_Ausgangstext_.

Die Herrschaft der Minderheiten - Ein Essay von Thomas Seidel-
Der Sinn einer Demokratie ist die Herrschaft des Willens einer Mehrheit von Stimmberechtigten. Eine Demokratie kann nur funktionieren, wenn die Minderheit bereit ist, sich dem Willen der Mehrheit zu beugen. Zum Ausgleich für diese Unterwerfung garantiert die Mehrheit in einem demokratischen System freilich die Beachtung von verfassten Schutzrechten gegenüber den Minderheiten. So haben sich zumindest einige der sogenannten westlichen Demokratien im Fahrwasser der amerikanischen und französischen Revolution entwickelt. Doch die sogenannte Kulturrevolution der 1968er-Jahre hat dazu geführt, dass dieses grundsätzliche Verständnis über die Demokratie gründlich pervertiert worden ist.
Als die Orte an denen die Revolten losbrachen und sich am schlimmsten entfalteten, entpuppten sich bevorzugt die Universitäten. In Deutschland waren vor allem West-Berlin und Frankfurt ganz vorne mit dabei. Man protestierte gegen die alteingesessene Professorenschaft, Stichwort: "Unter den Talaren der Muff von 1000 Jahren". Man besetzte Hörsäle, diskutierte endlos über die angeblichen Gesellschaftsprobleme, zog grölend, randalierend und pöbelnd durch die Straßen, besetzte Altbauhäuser und hinterließ überall Schmierereien, die von dieser Generation flink zu einer neuen Art von Kunst umdefiniert wurde. Begleitet wurde das Milieu von immer konfuser und immer lauter werdenden Musik, der jede Melodie und Harmonie abging, die aber wie nichts anderes den wahren Geisteszustand ihrer Zuhörer preisgab, dem Rock n' Roll in jeder seiner Ausprägungen.

_Deine Aufgabe_. Entnimm dem Essay über die Herrschaft der Minderheiten oben wortgetreu alles, was von "Die Herrschaft der" bis hinunter zu "pervertiert worden ist." steht.

_Gegebene Daten_.
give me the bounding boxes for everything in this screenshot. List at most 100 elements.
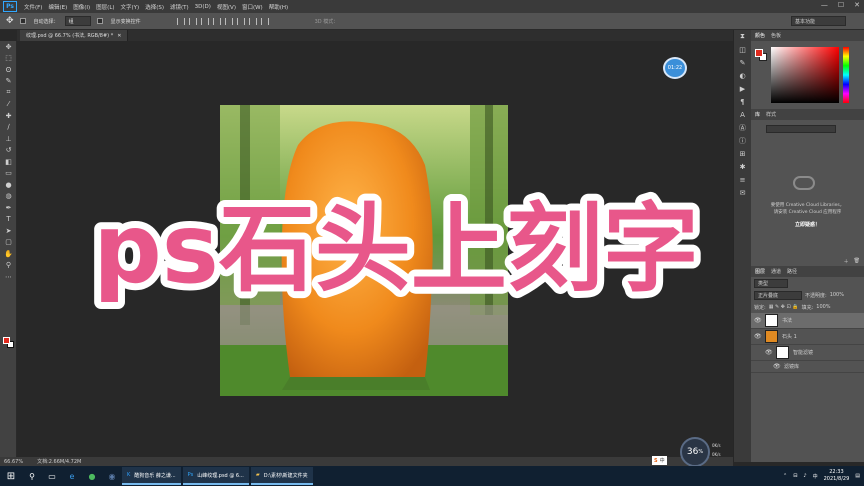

_Deine Antwort_.
Die Herrschaft der Minderheiten - Ein Essay von Thomas Seidel-
Der Sinn einer Demokratie ist die Herrschaft des Willens einer Mehrheit von Stimmberechtigten. Eine Demokratie kann nur funktionieren, wenn die Minderheit bereit ist, sich dem Willen der Mehrheit zu beugen. Zum Ausgleich für diese Unterwerfung garantiert die Mehrheit in einem demokratischen System freilich die Beachtung von verfassten Schutzrechten gegenüber den Minderheiten. So haben sich zumindest einige der sogenannten westlichen Demokratien im Fahrwasser der amerikanischen und französischen Revolution entwickelt. Doch die sogenannte Kulturrevolution der 1968er-Jahre hat dazu geführt, dass dieses grundsätzliche Verständnis über die Demokratie gründlich pervertiert worden ist.